**Requirements**:
Tally the lines that include the word "First" and reply with nothing but the total.

(Data items)
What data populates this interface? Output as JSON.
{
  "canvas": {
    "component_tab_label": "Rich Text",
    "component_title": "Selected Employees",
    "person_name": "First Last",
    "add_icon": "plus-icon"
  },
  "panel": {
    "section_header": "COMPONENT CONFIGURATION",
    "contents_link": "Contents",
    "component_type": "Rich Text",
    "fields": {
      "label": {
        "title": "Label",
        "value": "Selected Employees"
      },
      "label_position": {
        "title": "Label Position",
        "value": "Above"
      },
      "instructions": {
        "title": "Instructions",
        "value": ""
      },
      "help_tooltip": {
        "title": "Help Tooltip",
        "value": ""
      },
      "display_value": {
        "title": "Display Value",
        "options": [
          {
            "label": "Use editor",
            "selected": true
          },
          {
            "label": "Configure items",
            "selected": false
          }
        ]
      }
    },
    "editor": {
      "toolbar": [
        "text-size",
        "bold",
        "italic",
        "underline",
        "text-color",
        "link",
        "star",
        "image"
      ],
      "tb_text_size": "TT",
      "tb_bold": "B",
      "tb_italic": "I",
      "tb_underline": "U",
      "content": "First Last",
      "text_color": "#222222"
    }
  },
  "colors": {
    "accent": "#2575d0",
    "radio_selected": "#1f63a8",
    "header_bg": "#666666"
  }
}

==

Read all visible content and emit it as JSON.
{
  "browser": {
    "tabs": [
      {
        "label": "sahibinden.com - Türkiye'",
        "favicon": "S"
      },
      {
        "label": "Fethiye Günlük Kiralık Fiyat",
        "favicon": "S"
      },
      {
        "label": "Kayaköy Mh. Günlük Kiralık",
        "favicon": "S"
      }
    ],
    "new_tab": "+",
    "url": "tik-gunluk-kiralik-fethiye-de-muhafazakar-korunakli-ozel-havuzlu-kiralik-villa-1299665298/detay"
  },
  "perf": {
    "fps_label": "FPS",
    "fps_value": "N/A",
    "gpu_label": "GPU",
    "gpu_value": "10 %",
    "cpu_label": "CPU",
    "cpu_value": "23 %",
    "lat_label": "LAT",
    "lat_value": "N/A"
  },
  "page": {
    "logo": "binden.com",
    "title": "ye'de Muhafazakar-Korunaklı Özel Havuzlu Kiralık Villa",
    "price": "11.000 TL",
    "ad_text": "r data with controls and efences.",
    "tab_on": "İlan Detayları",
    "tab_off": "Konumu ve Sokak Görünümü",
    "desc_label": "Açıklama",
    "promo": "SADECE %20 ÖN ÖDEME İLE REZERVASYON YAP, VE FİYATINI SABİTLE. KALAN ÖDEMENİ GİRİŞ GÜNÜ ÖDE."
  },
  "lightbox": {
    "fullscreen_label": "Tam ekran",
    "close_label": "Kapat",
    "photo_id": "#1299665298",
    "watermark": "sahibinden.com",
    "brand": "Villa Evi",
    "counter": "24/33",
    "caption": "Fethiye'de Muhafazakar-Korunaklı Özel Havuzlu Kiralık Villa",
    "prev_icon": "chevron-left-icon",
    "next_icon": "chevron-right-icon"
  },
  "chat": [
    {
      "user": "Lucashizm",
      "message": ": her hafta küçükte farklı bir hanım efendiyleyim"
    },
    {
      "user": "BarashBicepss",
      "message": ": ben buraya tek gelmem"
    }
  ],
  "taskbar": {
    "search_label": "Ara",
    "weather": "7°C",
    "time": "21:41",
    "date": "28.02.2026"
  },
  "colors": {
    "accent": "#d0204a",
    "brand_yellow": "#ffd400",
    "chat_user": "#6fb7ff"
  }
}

**Result of this exercise**:
2